- [Written instruction] In the listing below, find every line containing "nPFOs" and copy it out.

- [Provided records]
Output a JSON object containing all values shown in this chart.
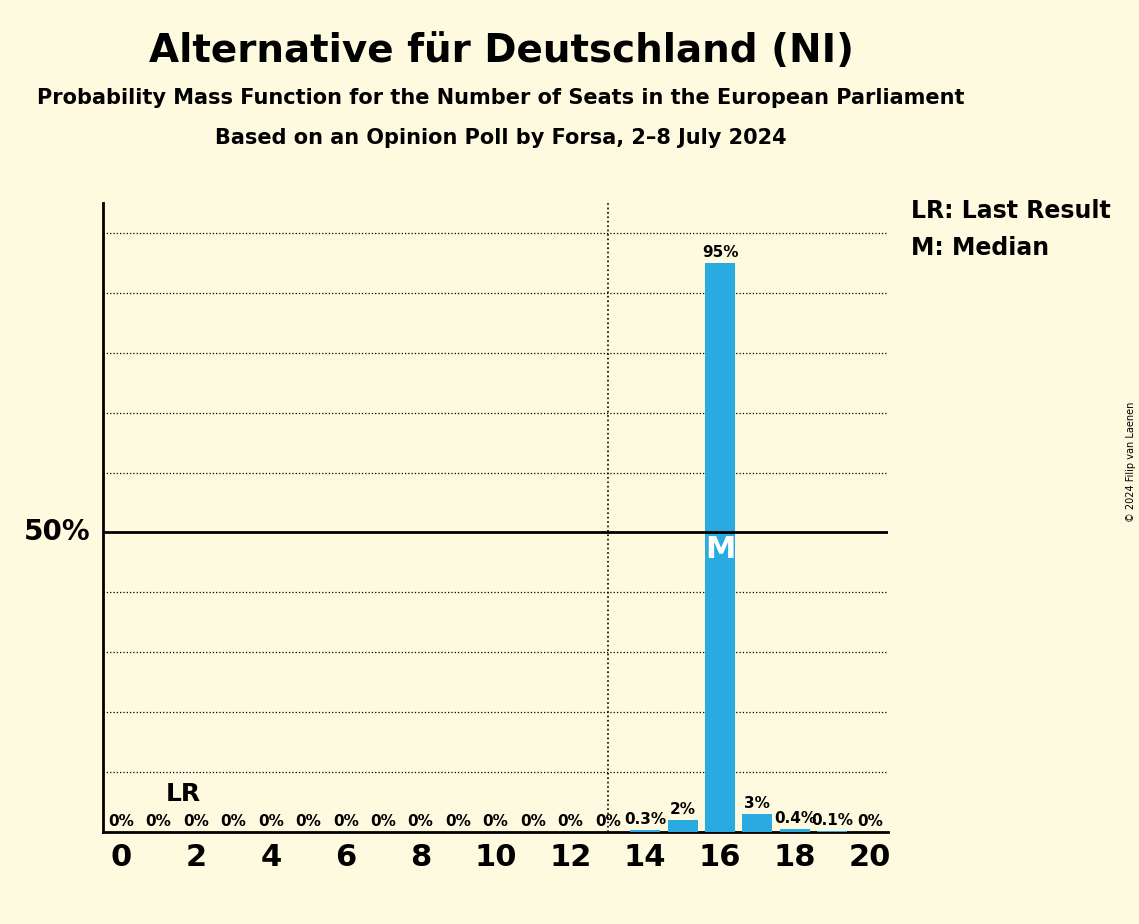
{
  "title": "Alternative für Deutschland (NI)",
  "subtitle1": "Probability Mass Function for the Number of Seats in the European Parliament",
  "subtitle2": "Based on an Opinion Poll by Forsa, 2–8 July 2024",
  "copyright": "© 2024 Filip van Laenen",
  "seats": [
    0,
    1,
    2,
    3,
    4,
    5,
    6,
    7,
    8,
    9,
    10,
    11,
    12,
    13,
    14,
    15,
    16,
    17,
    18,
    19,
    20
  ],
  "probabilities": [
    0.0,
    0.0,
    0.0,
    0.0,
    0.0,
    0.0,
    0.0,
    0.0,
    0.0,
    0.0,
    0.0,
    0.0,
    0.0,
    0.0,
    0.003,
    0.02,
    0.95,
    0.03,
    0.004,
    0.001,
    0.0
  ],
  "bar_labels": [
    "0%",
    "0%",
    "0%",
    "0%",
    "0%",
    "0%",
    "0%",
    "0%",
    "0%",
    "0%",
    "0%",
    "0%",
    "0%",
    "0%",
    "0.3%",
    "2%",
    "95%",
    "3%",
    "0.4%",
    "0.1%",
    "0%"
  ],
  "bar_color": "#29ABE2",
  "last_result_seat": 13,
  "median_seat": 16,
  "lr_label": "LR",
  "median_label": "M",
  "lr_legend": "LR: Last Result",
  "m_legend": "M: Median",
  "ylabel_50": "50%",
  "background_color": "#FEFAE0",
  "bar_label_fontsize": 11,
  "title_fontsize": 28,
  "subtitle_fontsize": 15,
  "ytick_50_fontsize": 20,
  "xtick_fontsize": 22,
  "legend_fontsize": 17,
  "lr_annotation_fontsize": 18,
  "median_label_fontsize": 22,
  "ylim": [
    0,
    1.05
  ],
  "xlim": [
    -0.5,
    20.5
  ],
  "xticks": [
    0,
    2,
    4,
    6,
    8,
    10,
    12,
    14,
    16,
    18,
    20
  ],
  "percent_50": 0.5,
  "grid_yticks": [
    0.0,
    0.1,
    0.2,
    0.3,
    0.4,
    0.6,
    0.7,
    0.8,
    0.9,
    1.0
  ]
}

* * *

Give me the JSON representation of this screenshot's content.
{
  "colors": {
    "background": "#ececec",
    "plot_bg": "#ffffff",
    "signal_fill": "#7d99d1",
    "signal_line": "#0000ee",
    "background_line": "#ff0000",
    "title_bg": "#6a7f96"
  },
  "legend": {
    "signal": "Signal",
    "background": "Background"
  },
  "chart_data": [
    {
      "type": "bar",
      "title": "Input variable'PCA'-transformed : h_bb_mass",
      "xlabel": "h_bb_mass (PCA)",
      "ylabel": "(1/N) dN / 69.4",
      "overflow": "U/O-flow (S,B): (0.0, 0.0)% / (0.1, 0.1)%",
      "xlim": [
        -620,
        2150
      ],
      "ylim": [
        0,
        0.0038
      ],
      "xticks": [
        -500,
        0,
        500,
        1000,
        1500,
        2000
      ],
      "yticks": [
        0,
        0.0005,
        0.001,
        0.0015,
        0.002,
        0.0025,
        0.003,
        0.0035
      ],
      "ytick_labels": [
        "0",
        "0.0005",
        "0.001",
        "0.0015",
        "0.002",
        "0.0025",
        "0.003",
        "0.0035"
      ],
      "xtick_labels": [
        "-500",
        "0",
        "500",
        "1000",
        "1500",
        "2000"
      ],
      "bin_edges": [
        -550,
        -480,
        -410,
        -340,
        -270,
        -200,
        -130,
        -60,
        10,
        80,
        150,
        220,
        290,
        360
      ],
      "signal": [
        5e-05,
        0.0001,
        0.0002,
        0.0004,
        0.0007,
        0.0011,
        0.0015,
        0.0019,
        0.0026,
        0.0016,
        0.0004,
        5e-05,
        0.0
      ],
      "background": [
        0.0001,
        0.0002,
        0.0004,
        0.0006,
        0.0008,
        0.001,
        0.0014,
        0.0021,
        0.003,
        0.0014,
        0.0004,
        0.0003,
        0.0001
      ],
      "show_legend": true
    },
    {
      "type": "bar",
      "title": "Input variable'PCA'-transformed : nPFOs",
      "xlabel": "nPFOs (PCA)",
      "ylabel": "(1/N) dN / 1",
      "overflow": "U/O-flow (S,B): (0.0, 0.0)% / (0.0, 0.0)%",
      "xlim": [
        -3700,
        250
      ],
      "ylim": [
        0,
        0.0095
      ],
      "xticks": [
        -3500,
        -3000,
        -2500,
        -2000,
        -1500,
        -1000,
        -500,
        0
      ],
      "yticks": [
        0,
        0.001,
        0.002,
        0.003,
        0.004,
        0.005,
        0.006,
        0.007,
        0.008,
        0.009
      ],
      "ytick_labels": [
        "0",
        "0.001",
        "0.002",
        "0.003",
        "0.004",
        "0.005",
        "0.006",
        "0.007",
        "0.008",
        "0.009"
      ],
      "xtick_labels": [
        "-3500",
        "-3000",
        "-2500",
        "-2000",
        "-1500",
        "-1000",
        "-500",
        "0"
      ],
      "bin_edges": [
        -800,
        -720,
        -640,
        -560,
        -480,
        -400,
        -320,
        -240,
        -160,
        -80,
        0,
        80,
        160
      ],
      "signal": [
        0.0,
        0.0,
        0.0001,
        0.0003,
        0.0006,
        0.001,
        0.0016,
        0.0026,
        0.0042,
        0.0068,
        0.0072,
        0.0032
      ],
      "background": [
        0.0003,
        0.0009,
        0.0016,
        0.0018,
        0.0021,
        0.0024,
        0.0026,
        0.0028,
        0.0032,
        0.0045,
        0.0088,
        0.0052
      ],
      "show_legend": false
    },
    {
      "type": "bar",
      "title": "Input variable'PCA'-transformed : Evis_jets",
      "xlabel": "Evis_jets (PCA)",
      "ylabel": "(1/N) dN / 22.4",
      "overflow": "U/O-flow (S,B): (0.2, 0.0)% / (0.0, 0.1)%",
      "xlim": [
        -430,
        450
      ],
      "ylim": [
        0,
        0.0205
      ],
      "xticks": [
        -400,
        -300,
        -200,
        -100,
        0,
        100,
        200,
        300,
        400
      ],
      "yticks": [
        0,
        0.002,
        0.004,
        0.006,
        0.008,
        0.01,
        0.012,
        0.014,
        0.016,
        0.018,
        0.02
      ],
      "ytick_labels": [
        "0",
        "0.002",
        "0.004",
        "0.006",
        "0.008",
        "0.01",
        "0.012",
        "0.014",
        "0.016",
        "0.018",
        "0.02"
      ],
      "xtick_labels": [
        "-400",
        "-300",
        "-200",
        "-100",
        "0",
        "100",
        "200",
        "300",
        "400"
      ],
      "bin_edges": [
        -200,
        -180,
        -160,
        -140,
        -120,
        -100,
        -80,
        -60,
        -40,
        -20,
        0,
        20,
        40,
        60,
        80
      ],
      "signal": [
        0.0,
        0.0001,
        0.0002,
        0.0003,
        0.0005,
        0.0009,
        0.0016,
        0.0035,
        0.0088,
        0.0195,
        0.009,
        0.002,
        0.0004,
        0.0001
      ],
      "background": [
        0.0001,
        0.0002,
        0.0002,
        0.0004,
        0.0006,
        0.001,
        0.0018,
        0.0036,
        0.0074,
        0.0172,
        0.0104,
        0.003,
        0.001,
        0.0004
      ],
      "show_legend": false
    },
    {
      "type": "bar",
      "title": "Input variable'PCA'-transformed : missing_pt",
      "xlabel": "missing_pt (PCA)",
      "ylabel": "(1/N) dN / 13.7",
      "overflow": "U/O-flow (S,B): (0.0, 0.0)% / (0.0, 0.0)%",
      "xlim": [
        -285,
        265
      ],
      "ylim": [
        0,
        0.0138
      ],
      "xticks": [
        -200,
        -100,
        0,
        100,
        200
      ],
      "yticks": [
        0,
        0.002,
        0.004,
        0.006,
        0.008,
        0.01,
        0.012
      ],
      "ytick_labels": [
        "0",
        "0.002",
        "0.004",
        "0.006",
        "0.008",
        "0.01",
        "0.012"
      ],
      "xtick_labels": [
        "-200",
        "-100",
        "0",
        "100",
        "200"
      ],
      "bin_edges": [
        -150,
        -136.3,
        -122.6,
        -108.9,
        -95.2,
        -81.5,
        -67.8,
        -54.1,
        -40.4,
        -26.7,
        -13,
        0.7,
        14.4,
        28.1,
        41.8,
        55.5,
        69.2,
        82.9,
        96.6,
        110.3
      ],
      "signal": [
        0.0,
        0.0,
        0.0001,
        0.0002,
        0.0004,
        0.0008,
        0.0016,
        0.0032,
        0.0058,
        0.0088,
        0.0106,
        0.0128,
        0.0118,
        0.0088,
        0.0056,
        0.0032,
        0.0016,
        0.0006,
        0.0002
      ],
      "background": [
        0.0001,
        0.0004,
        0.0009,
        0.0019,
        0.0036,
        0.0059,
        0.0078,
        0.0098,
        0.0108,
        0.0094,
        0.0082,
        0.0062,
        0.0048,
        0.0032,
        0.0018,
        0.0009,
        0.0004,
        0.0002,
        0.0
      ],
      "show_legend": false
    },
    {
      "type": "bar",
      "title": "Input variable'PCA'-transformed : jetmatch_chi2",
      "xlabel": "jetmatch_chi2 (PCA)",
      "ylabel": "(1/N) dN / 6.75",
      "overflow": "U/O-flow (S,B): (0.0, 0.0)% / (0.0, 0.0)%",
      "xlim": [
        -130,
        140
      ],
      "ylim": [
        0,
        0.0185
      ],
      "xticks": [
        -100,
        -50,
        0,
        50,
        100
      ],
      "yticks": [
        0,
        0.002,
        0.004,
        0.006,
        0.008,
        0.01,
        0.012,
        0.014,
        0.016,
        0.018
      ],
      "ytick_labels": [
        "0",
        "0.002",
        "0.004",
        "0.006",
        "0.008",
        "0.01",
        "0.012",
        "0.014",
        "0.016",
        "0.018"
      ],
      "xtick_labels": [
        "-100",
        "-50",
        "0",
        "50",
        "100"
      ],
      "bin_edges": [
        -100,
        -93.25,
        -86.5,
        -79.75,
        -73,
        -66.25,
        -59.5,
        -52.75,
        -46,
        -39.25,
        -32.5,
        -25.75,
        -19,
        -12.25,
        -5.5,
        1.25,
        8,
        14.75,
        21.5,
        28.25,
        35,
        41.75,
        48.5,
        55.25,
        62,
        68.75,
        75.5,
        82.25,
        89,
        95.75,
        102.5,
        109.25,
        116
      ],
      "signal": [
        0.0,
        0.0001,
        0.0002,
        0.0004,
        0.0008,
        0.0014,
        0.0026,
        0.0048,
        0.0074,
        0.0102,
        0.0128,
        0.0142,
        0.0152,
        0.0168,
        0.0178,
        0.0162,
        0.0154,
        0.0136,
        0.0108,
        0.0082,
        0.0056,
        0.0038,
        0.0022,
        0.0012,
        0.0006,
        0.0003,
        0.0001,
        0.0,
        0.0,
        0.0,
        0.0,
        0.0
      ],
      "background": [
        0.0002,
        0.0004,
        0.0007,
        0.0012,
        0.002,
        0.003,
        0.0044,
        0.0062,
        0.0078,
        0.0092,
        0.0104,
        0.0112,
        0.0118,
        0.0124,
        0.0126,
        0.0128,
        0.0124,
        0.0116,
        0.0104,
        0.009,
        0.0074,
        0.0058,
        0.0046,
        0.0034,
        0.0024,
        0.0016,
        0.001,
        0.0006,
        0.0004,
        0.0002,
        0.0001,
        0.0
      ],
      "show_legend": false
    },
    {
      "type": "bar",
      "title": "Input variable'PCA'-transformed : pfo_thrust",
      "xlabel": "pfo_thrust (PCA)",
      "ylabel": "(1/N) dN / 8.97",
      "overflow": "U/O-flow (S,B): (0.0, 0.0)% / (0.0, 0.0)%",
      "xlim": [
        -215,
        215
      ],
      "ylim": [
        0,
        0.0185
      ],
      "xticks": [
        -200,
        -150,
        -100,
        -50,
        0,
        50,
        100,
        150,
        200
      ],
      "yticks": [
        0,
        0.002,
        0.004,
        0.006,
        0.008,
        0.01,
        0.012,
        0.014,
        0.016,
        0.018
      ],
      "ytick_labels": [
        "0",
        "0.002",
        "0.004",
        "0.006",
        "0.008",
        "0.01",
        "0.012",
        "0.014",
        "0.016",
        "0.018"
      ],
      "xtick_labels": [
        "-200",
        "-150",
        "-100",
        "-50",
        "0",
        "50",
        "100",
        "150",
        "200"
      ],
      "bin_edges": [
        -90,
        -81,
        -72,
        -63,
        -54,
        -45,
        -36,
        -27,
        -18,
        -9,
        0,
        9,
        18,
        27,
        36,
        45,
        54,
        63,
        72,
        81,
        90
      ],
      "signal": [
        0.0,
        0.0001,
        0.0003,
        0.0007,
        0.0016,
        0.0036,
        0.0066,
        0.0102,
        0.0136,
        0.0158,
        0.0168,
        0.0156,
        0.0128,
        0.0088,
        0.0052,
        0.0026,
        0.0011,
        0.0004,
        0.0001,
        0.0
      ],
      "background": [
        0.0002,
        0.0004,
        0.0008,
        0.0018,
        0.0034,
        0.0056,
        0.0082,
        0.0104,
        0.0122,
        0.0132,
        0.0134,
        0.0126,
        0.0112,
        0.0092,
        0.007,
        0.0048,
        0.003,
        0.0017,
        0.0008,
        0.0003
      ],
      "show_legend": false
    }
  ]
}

- [Solution to the problem]
      "title": "Input variable'PCA'-transformed : nPFOs",
      "xlabel": "nPFOs (PCA)",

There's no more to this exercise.